AIM OF THE EXERCISE: Provide an exact copy of the data, excluding the images.
### RECORD LIST
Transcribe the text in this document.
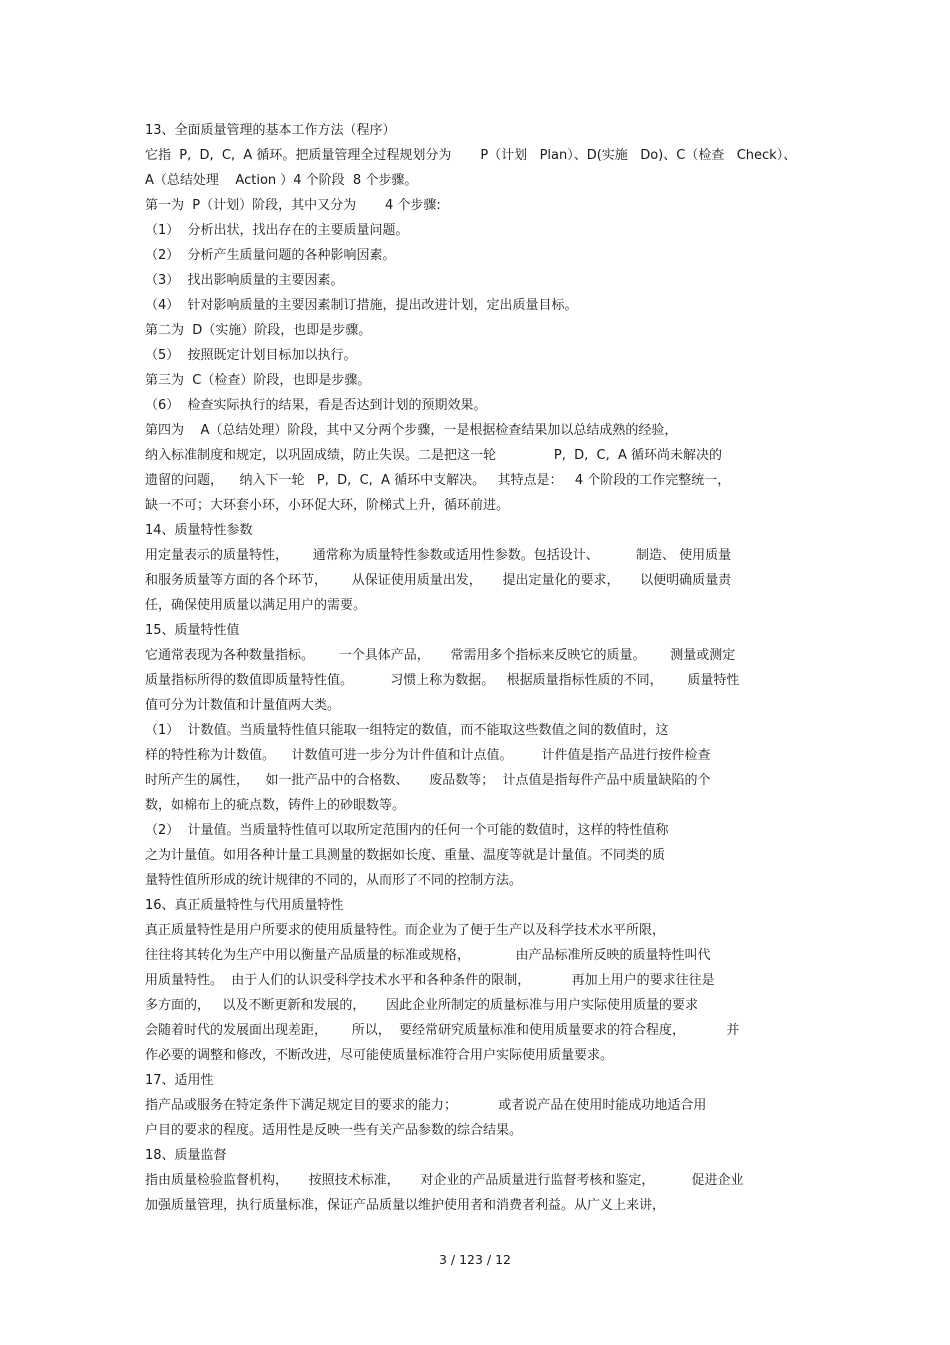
13、全面质量管理的基本工作方法（程序）
它指  P,  D,  C,  A 循环。把质量管理全过程规划分为       P（计划   Plan）、D(实施   Do)、C（检查   Check）、
A（总结处理    Action ）4 个阶段  8 个步骤。
第一为  P（计划）阶段，其中又分为       4 个步骤:
（1）  分析出状，找出存在的主要质量问题。
（2）  分析产生质量问题的各种影响因素。
（3）  找出影响质量的主要因素。
（4）  针对影响质量的主要因素制订措施，提出改进计划，定出质量目标。
第二为  D（实施）阶段，也即是步骤。
（5）  按照既定计划目标加以执行。
第三为  C（检查）阶段，也即是步骤。
（6）  检查实际执行的结果，看是否达到计划的预期效果。
第四为    A（总结处理）阶段，其中又分两个步骤，一是根据检查结果加以总结成熟的经验，
纳入标准制度和规定，以巩固成绩，防止失误。二是把这一轮              P,  D,  C,  A 循环尚未解决的
遗留的问题，    纳入下一轮   P,  D,  C,  A 循环中支解决。   其特点是：   4 个阶段的工作完整统一，
缺一不可；大环套小环，小环促大环，阶梯式上升，循环前进。
14、质量特性参数
用定量表示的质量特性，      通常称为质量特性参数或适用性参数。包括设计、         制造、 使用质量
和服务质量等方面的各个环节，      从保证使用质量出发，     提出定量化的要求，     以便明确质量责
任，确保使用质量以满足用户的需要。
15、质量特性值
它通常表现为各种数量指标。      一个具体产品，     常需用多个指标来反映它的质量。      测量或测定
质量指标所得的数值即质量特性值。         习惯上称为数据。   根据质量指标性质的不同，      质量特性
值可分为计数值和计量值两大类。
（1）  计数值。当质量特性值只能取一组特定的数值，而不能取这些数值之间的数值时，这
样的特性称为计数值。    计数值可进一步分为计件值和计点值。       计件值是指产品进行按件检查
时所产生的属性，    如一批产品中的合格数、     废品数等；  计点值是指每件产品中质量缺陷的个
数，如棉布上的疵点数，铸件上的砂眼数等。
（2）  计量值。当质量特性值可以取所定范围内的任何一个可能的数值时，这样的特性值称
之为计量值。如用各种计量工具测量的数据如长度、重量、温度等就是计量值。不同类的质
量特性值所形成的统计规律的不同的，从而形了不同的控制方法。
16、真正质量特性与代用质量特性
真正质量特性是用户所要求的使用质量特性。而企业为了便于生产以及科学技术水平所限，
往往将其转化为生产中用以衡量产品质量的标准或规格，           由产品标准所反映的质量特性叫代
用质量特性。  由于人们的认识受科学技术水平和各种条件的限制，          再加上用户的要求往往是
多方面的，   以及不断更新和发展的，     因此企业所制定的质量标准与用户实际使用质量的要求
会随着时代的发展面出现差距，      所以，  要经常研究质量标准和使用质量要求的符合程度，          并
作必要的调整和修改，不断改进，尽可能使质量标准符合用户实际使用质量要求。
17、适用性
指产品或服务在特定条件下满足规定目的要求的能力；          或者说产品在使用时能成功地适合用
户目的要求的程度。适用性是反映一些有关产品参数的综合结果。
18、质量监督
指由质量检验监督机构，     按照技术标准，     对企业的产品质量进行监督考核和鉴定，         促进企业
加强质量管理，执行质量标准，保证产品质量以维护使用者和消费者利益。从广义上来讲，
3 / 123 / 12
######
ANSWER TO THE TASK:
Transcribe the text in this document.
13、全面质量管理的基本工作方法（程序）
它指  P,  D,  C,  A 循环。把质量管理全过程规划分为       P（计划   Plan）、D(实施   Do)、C（检查   Check）、
A（总结处理    Action ）4 个阶段  8 个步骤。
第一为  P（计划）阶段，其中又分为       4 个步骤:
（1）  分析出状，找出存在的主要质量问题。
（2）  分析产生质量问题的各种影响因素。
（3）  找出影响质量的主要因素。
（4）  针对影响质量的主要因素制订措施，提出改进计划，定出质量目标。
第二为  D（实施）阶段，也即是步骤。
（5）  按照既定计划目标加以执行。
第三为  C（检查）阶段，也即是步骤。
（6）  检查实际执行的结果，看是否达到计划的预期效果。
第四为    A（总结处理）阶段，其中又分两个步骤，一是根据检查结果加以总结成熟的经验，
纳入标准制度和规定，以巩固成绩，防止失误。二是把这一轮              P,  D,  C,  A 循环尚未解决的
遗留的问题，    纳入下一轮   P,  D,  C,  A 循环中支解决。   其特点是：   4 个阶段的工作完整统一，
缺一不可；大环套小环，小环促大环，阶梯式上升，循环前进。
14、质量特性参数
用定量表示的质量特性，      通常称为质量特性参数或适用性参数。包括设计、         制造、 使用质量
和服务质量等方面的各个环节，      从保证使用质量出发，     提出定量化的要求，     以便明确质量责
任，确保使用质量以满足用户的需要。
15、质量特性值
它通常表现为各种数量指标。      一个具体产品，     常需用多个指标来反映它的质量。      测量或测定
质量指标所得的数值即质量特性值。         习惯上称为数据。   根据质量指标性质的不同，      质量特性
值可分为计数值和计量值两大类。
（1）  计数值。当质量特性值只能取一组特定的数值，而不能取这些数值之间的数值时，这
样的特性称为计数值。    计数值可进一步分为计件值和计点值。       计件值是指产品进行按件检查
时所产生的属性，    如一批产品中的合格数、     废品数等；  计点值是指每件产品中质量缺陷的个
数，如棉布上的疵点数，铸件上的砂眼数等。
（2）  计量值。当质量特性值可以取所定范围内的任何一个可能的数值时，这样的特性值称
之为计量值。如用各种计量工具测量的数据如长度、重量、温度等就是计量值。不同类的质
量特性值所形成的统计规律的不同的，从而形了不同的控制方法。
16、真正质量特性与代用质量特性
真正质量特性是用户所要求的使用质量特性。而企业为了便于生产以及科学技术水平所限，
往往将其转化为生产中用以衡量产品质量的标准或规格，           由产品标准所反映的质量特性叫代
用质量特性。  由于人们的认识受科学技术水平和各种条件的限制，          再加上用户的要求往往是
多方面的，   以及不断更新和发展的，     因此企业所制定的质量标准与用户实际使用质量的要求
会随着时代的发展面出现差距，      所以，  要经常研究质量标准和使用质量要求的符合程度，          并
作必要的调整和修改，不断改进，尽可能使质量标准符合用户实际使用质量要求。
17、适用性
指产品或服务在特定条件下满足规定目的要求的能力；          或者说产品在使用时能成功地适合用
户目的要求的程度。适用性是反映一些有关产品参数的综合结果。
18、质量监督
指由质量检验监督机构，     按照技术标准，     对企业的产品质量进行监督考核和鉴定，         促进企业
加强质量管理，执行质量标准，保证产品质量以维护使用者和消费者利益。从广义上来讲，
3 / 123 / 12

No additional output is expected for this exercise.